▶ [What you are asked to do]:
Retype the full set of records. Keep every character identical.

▶ [Supplied entries]:
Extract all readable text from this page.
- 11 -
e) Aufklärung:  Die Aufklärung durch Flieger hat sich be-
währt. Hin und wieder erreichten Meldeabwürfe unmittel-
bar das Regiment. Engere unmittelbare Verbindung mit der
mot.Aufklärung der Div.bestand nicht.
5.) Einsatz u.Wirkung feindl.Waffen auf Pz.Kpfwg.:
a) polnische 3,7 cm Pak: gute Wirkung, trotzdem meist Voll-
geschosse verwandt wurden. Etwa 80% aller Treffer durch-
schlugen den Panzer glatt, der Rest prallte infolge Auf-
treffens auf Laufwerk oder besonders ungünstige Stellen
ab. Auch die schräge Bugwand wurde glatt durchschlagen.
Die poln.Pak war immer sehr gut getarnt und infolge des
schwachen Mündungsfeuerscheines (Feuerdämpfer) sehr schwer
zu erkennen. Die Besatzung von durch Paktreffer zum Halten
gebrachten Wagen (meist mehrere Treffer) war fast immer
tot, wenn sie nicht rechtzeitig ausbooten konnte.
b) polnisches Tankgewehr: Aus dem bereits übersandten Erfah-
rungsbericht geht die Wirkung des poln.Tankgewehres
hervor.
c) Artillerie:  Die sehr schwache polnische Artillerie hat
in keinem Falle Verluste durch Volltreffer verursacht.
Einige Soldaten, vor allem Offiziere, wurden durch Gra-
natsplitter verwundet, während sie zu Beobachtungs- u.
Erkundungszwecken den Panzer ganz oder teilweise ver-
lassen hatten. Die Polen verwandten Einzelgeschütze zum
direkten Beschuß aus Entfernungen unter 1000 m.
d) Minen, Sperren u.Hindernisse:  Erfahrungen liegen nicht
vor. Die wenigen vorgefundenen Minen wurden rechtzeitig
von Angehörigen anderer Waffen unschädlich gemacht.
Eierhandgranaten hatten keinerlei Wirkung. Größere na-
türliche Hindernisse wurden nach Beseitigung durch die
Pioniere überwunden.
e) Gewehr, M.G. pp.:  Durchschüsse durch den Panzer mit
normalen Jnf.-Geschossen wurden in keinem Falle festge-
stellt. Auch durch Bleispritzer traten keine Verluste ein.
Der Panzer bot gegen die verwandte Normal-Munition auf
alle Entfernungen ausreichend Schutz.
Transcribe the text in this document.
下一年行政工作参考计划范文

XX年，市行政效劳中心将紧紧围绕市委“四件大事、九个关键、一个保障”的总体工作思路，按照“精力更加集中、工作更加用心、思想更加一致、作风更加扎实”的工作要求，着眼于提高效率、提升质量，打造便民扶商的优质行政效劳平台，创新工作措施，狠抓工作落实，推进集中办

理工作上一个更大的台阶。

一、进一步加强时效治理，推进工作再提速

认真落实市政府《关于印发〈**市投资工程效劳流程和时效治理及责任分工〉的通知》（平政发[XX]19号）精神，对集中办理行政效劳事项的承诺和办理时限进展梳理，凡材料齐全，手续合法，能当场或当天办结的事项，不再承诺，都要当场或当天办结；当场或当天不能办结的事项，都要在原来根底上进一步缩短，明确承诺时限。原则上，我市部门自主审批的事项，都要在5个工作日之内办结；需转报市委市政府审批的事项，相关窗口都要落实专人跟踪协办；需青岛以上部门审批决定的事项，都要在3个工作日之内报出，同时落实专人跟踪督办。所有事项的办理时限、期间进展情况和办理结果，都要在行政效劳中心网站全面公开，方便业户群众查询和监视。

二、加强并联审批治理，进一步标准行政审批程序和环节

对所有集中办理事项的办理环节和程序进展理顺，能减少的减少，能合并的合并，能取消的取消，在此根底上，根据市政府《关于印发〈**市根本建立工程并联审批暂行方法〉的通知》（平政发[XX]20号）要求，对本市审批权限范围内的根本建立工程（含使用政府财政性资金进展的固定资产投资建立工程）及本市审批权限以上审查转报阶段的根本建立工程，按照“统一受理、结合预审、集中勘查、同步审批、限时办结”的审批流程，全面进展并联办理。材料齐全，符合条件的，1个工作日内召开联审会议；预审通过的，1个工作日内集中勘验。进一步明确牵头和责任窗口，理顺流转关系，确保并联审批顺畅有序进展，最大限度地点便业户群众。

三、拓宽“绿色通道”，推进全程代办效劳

▶ [Correct response]:
Extract all readable text from this page.
- 11 -
e) Aufklärung:  Die Aufklärung durch Flieger hat sich be-
währt. Hin und wieder erreichten Meldeabwürfe unmittel-
bar das Regiment. Engere unmittelbare Verbindung mit der
mot.Aufklärung der Div.bestand nicht.
5.) Einsatz u.Wirkung feindl.Waffen auf Pz.Kpfwg.:
a) polnische 3,7 cm Pak: gute Wirkung, trotzdem meist Voll-
geschosse verwandt wurden. Etwa 80% aller Treffer durch-
schlugen den Panzer glatt, der Rest prallte infolge Auf-
treffens auf Laufwerk oder besonders ungünstige Stellen
ab. Auch die schräge Bugwand wurde glatt durchschlagen.
Die poln.Pak war immer sehr gut getarnt und infolge des
schwachen Mündungsfeuerscheines (Feuerdämpfer) sehr schwer
zu erkennen. Die Besatzung von durch Paktreffer zum Halten
gebrachten Wagen (meist mehrere Treffer) war fast immer
tot, wenn sie nicht rechtzeitig ausbooten konnte.
b) polnisches Tankgewehr: Aus dem bereits übersandten Erfah-
rungsbericht geht die Wirkung des poln.Tankgewehres
hervor.
c) Artillerie:  Die sehr schwache polnische Artillerie hat
in keinem Falle Verluste durch Volltreffer verursacht.
Einige Soldaten, vor allem Offiziere, wurden durch Gra-
natsplitter verwundet, während sie zu Beobachtungs- u.
Erkundungszwecken den Panzer ganz oder teilweise ver-
lassen hatten. Die Polen verwandten Einzelgeschütze zum
direkten Beschuß aus Entfernungen unter 1000 m.
d) Minen, Sperren u.Hindernisse:  Erfahrungen liegen nicht
vor. Die wenigen vorgefundenen Minen wurden rechtzeitig
von Angehörigen anderer Waffen unschädlich gemacht.
Eierhandgranaten hatten keinerlei Wirkung. Größere na-
türliche Hindernisse wurden nach Beseitigung durch die
Pioniere überwunden.
e) Gewehr, M.G. pp.:  Durchschüsse durch den Panzer mit
normalen Jnf.-Geschossen wurden in keinem Falle festge-
stellt. Auch durch Bleispritzer traten keine Verluste ein.
Der Panzer bot gegen die verwandte Normal-Munition auf
alle Entfernungen ausreichend Schutz.
Transcribe the text in this document.
下一年行政工作参考计划范文

XX年，市行政效劳中心将紧紧围绕市委“四件大事、九个关键、一个保障”的总体工作思路，按照“精力更加集中、工作更加用心、思想更加一致、作风更加扎实”的工作要求，着眼于提高效率、提升质量，打造便民扶商的优质行政效劳平台，创新工作措施，狠抓工作落实，推进集中办

理工作上一个更大的台阶。

一、进一步加强时效治理，推进工作再提速

认真落实市政府《关于印发〈**市投资工程效劳流程和时效治理及责任分工〉的通知》（平政发[XX]19号）精神，对集中办理行政效劳事项的承诺和办理时限进展梳理，凡材料齐全，手续合法，能当场或当天办结的事项，不再承诺，都要当场或当天办结；当场或当天不能办结的事项，都要在原来根底上进一步缩短，明确承诺时限。原则上，我市部门自主审批的事项，都要在5个工作日之内办结；需转报市委市政府审批的事项，相关窗口都要落实专人跟踪协办；需青岛以上部门审批决定的事项，都要在3个工作日之内报出，同时落实专人跟踪督办。所有事项的办理时限、期间进展情况和办理结果，都要在行政效劳中心网站全面公开，方便业户群众查询和监视。

二、加强并联审批治理，进一步标准行政审批程序和环节

对所有集中办理事项的办理环节和程序进展理顺，能减少的减少，能合并的合并，能取消的取消，在此根底上，根据市政府《关于印发〈**市根本建立工程并联审批暂行方法〉的通知》（平政发[XX]20号）要求，对本市审批权限范围内的根本建立工程（含使用政府财政性资金进展的固定资产投资建立工程）及本市审批权限以上审查转报阶段的根本建立工程，按照“统一受理、结合预审、集中勘查、同步审批、限时办结”的审批流程，全面进展并联办理。材料齐全，符合条件的，1个工作日内召开联审会议；预审通过的，1个工作日内集中勘验。进一步明确牵头和责任窗口，理顺流转关系，确保并联审批顺畅有序进展，最大限度地点便业户群众。

三、拓宽“绿色通道”，推进全程代办效劳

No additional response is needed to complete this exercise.